Text passage –
The well-known attorney never got back to engineering, but he nevertheless became one of Mines’ biggest donors.

Stockmar died after a short illness Dec. 28. He was 88. Memorial service plans are pending.

“He loved the law every day of his career,” said his son Brian Stockmar of Denver.

“Ted played a major role in building Holme Roberts & Owen in the 1950s and 1960s into the vibrant firm we enjoy today,” said Phillip Clark, a colleague at the firm.

Clark called Stockmar “a giant of a man” who had “intellect, confidence, humor and a great passion for life.”

“He was a creative, imaginative lawyer,” said Paul Holleman of Denver, retired senior partner in natural resources law at Holme Roberts & Owen, the department in which Stockmar worked.

He was also a creative skier, or as Clark said, “a hellacious skier.”

He had learned to ski on barrel staves, Brian Stockmar said, and therefore didn’t know how to make turns.

“He just went bombing down the slopes,” Stockmar said. Once, he “bombed out of the trees” at Vail, did a flip and landed upside down with such force “that he blew the capillaries in his face.”

Though bloody-faced, he received only bruises otherwise.

“He was utterly fearless,” Stockmar said.

His father was just as fearless as an Army Air Corps flight trainer. The planes were old and in bad shape, and he crashed five times, his son said.

Problem – Retype the obituary text of attorney Ted Stockmar above word for word.

Material provided –
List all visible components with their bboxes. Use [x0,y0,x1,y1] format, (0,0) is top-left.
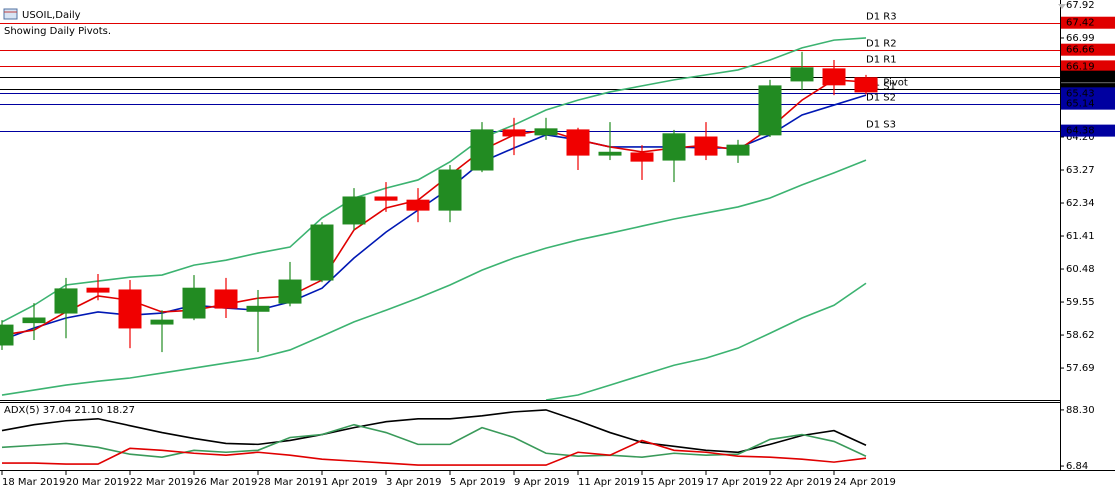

Answer to this task –
The well-known attorney never got back to engineering, but he nevertheless became one of Mines’ biggest donors.

Stockmar died after a short illness Dec. 28. He was 88. Memorial service plans are pending.

“He loved the law every day of his career,” said his son Brian Stockmar of Denver.

“Ted played a major role in building Holme Roberts & Owen in the 1950s and 1960s into the vibrant firm we enjoy today,” said Phillip Clark, a colleague at the firm.

Clark called Stockmar “a giant of a man” who had “intellect, confidence, humor and a great passion for life.”

“He was a creative, imaginative lawyer,” said Paul Holleman of Denver, retired senior partner in natural resources law at Holme Roberts & Owen, the department in which Stockmar worked.

He was also a creative skier, or as Clark said, “a hellacious skier.”

He had learned to ski on barrel staves, Brian Stockmar said, and therefore didn’t know how to make turns.

“He just went bombing down the slopes,” Stockmar said. Once, he “bombed out of the trees” at Vail, did a flip and landed upside down with such force “that he blew the capillaries in his face.”

Though bloody-faced, he received only bruises otherwise.

“He was utterly fearless,” Stockmar said.

His father was just as fearless as an Army Air Corps flight trainer. The planes were old and in bad shape, and he crashed five times, his son said.